* begin *
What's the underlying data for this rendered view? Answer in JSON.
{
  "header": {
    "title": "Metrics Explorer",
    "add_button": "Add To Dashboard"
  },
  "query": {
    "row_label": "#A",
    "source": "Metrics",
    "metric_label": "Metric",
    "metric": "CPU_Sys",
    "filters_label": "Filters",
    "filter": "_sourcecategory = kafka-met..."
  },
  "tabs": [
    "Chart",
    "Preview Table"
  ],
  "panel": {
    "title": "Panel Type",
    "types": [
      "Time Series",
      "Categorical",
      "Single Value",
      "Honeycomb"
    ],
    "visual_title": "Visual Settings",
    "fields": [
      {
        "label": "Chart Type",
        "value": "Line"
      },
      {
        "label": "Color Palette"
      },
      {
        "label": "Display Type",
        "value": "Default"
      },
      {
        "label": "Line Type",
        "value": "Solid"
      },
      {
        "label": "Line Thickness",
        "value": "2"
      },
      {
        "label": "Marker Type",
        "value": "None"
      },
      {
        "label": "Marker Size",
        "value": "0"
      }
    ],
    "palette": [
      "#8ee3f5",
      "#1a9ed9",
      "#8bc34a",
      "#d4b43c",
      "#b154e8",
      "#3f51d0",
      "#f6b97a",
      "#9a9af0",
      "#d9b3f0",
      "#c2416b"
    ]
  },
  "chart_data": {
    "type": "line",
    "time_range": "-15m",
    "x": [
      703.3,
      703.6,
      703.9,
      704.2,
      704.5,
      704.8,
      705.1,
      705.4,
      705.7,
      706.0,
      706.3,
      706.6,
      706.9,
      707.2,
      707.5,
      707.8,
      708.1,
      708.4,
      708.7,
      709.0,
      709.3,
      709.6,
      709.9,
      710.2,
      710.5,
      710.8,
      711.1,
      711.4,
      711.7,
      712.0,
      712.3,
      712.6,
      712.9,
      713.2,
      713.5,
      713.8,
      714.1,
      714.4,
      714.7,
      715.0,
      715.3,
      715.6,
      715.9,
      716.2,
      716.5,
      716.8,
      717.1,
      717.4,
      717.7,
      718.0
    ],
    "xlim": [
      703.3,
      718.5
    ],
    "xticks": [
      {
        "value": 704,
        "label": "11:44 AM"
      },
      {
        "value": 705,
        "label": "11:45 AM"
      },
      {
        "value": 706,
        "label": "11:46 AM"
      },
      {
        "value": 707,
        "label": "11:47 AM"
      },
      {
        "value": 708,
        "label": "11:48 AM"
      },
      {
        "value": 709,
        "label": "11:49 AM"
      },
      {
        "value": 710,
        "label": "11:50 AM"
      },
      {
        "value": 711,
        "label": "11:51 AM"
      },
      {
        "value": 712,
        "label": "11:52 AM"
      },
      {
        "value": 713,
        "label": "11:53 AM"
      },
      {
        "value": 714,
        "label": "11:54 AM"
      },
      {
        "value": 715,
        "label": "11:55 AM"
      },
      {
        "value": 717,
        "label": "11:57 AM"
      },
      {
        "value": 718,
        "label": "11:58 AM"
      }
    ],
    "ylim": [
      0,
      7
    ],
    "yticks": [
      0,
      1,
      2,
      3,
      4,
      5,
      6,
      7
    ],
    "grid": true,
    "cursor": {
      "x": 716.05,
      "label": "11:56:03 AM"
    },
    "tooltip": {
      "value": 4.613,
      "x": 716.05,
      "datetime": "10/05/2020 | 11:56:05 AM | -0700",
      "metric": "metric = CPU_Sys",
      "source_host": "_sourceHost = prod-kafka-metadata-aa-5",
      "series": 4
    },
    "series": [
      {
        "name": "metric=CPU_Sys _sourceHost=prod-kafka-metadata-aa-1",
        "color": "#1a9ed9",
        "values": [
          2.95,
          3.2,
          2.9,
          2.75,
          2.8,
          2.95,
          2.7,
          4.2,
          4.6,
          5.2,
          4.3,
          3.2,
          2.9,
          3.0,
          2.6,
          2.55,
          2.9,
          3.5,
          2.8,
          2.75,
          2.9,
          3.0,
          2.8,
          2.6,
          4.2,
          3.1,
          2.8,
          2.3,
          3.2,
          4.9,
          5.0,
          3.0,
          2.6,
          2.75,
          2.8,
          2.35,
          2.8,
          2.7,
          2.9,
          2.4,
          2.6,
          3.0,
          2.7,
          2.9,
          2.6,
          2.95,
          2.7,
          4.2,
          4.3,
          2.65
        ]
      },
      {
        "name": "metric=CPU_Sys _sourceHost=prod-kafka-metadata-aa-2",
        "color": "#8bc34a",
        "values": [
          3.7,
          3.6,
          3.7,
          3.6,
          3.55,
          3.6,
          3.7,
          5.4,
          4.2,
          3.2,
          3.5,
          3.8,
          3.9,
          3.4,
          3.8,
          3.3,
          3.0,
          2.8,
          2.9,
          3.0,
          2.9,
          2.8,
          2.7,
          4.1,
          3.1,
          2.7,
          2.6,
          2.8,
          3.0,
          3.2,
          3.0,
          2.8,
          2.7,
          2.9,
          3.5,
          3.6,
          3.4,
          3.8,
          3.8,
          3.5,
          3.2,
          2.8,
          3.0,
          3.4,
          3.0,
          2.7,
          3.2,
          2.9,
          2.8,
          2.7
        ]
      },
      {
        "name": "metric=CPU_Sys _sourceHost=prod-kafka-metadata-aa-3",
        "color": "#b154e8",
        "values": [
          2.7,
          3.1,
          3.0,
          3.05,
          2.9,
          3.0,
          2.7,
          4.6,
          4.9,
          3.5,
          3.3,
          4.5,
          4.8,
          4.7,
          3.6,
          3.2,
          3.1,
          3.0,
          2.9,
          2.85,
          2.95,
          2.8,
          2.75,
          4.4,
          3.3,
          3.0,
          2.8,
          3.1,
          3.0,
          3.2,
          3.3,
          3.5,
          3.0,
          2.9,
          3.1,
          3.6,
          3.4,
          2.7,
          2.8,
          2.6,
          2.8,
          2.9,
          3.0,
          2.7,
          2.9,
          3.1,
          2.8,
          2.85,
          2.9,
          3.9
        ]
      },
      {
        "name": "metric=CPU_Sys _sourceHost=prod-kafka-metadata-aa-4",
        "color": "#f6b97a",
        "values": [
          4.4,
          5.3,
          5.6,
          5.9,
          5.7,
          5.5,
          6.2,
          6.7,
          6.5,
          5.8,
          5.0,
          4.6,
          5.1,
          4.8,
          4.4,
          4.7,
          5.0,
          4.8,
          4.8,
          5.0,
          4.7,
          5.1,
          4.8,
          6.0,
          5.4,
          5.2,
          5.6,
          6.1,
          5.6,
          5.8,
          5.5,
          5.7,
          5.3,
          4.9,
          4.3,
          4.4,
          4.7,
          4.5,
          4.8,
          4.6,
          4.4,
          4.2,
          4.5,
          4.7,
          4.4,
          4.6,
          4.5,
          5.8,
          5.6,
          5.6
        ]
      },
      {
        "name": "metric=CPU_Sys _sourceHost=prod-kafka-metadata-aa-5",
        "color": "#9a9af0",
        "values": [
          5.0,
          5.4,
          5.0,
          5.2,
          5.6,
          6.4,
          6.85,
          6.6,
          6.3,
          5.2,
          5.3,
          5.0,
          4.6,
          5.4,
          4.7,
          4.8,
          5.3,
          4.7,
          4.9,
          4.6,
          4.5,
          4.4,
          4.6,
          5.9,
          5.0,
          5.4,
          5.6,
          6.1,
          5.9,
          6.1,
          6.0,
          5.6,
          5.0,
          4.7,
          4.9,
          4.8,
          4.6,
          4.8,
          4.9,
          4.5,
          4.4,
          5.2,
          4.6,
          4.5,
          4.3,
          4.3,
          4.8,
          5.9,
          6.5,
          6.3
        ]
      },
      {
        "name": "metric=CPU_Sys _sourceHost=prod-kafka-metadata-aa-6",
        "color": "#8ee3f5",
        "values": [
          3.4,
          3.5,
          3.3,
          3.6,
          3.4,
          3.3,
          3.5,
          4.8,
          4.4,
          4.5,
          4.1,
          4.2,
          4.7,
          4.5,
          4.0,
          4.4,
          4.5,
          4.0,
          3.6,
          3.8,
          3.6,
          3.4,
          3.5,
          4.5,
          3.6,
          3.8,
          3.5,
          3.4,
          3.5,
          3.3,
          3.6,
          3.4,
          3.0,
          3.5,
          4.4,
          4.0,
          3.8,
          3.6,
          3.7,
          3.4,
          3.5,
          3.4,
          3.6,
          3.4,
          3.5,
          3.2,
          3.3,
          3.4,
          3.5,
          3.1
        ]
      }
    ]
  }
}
* end *
## What you will do
Copy every line above in which the string "prod" shows up.

## Answer to this problem
      "source_host": "_sourceHost = prod-kafka-metadata-aa-5",
        "name": "metric=CPU_Sys _sourceHost=prod-kafka-metadata-aa-1",
        "name": "metric=CPU_Sys _sourceHost=prod-kafka-metadata-aa-2",
        "name": "metric=CPU_Sys _sourceHost=prod-kafka-metadata-aa-3",
        "name": "metric=CPU_Sys _sourceHost=prod-kafka-metadata-aa-4",
        "name": "metric=CPU_Sys _sourceHost=prod-kafka-metadata-aa-5",
        "name": "metric=CPU_Sys _sourceHost=prod-kafka-metadata-aa-6",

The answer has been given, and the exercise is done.